Stored records
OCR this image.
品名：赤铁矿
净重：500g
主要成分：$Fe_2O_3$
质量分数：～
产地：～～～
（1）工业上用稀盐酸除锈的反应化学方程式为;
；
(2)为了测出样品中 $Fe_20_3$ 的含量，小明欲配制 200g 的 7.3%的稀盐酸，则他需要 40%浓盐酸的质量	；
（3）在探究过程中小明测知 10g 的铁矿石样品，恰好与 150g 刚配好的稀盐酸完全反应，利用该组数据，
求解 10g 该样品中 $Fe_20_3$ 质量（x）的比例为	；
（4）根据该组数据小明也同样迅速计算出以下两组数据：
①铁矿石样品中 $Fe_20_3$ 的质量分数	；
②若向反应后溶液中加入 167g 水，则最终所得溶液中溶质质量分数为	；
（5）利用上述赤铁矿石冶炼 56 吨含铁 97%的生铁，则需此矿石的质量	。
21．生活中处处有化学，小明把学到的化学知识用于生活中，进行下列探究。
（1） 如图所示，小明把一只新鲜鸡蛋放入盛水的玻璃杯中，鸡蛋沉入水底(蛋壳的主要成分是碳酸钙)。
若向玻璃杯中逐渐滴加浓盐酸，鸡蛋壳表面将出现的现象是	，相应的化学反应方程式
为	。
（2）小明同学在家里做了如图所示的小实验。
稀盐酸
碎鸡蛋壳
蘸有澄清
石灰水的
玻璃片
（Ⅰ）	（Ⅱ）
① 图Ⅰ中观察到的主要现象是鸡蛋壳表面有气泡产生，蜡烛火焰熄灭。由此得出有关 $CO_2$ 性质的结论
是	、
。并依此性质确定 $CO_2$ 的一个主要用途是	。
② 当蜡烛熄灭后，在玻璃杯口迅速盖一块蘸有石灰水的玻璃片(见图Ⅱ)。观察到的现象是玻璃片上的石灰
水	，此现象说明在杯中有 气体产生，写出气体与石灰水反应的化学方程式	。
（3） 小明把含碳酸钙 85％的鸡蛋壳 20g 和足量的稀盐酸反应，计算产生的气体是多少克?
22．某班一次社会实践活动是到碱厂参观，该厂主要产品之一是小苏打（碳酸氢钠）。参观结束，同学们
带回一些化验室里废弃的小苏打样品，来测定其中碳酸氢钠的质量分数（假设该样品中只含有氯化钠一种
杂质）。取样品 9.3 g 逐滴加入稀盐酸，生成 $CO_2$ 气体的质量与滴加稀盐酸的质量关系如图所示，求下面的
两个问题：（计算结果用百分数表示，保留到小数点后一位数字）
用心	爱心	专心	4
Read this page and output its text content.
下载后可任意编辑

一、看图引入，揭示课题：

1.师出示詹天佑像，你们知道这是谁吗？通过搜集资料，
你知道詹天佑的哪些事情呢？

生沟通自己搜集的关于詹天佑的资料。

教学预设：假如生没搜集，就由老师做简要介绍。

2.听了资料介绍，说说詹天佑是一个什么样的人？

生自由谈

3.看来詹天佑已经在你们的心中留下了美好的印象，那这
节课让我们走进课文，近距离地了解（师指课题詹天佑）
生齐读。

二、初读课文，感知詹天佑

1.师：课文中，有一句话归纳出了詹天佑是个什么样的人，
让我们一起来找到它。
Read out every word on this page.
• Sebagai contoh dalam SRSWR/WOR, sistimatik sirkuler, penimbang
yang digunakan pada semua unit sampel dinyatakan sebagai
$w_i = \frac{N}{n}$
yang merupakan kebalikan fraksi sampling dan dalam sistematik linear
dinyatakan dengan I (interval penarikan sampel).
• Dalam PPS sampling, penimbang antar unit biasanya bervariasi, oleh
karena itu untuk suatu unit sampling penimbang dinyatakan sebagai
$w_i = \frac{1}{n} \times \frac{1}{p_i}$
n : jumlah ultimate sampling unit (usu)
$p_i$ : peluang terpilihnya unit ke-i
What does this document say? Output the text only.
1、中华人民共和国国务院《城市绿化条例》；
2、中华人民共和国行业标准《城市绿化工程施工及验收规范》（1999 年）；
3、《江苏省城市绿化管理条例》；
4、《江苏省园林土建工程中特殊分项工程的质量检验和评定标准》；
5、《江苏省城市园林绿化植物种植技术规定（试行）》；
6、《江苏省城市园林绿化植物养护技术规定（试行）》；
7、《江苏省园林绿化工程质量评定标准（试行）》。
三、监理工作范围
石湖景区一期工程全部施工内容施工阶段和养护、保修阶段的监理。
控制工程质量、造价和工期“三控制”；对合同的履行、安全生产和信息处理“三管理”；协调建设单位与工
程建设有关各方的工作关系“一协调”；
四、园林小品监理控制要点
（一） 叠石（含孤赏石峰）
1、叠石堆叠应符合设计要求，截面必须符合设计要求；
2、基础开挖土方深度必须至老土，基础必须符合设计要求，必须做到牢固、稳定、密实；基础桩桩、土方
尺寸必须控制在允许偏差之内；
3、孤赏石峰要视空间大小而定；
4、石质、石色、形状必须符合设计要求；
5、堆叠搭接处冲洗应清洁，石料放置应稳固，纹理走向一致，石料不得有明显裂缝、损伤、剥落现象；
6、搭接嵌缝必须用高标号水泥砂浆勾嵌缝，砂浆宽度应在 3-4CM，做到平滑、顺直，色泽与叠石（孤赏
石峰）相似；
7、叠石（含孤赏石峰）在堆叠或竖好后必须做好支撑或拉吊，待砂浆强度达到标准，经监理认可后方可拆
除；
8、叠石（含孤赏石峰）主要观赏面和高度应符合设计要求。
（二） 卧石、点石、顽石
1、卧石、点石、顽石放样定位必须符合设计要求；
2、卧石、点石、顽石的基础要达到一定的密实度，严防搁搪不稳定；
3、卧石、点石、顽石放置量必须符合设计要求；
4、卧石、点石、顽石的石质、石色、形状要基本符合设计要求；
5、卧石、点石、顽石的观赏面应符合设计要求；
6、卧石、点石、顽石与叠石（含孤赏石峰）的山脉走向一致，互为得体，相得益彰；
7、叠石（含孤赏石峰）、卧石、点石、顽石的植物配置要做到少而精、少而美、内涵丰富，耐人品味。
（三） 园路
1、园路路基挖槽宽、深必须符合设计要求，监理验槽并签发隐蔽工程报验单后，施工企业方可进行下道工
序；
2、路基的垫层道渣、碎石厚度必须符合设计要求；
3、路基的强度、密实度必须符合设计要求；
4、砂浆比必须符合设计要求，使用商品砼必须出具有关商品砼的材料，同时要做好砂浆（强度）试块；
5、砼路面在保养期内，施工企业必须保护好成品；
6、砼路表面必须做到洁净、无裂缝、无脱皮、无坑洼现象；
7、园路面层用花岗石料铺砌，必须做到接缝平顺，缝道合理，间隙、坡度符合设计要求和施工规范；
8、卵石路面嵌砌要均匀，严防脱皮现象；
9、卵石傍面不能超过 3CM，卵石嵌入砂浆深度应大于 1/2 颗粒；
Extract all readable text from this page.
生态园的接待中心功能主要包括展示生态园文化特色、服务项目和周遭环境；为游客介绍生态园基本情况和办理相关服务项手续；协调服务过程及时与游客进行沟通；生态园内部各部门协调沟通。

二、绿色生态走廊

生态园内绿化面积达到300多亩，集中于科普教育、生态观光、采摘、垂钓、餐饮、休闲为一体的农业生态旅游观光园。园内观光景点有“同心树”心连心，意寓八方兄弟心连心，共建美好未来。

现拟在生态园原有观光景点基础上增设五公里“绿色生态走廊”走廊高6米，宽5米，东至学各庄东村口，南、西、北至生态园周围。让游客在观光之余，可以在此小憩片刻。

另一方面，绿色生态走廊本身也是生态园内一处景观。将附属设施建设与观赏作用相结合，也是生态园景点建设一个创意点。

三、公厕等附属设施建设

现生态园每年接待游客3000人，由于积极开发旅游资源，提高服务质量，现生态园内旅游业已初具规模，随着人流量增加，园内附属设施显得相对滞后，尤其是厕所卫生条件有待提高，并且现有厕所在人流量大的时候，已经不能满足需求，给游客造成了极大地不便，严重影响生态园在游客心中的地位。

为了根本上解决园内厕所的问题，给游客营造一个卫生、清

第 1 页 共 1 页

Given problem
Check the records above line by line and tally those holding the string "this". Answer with the number only.

Exercise output
5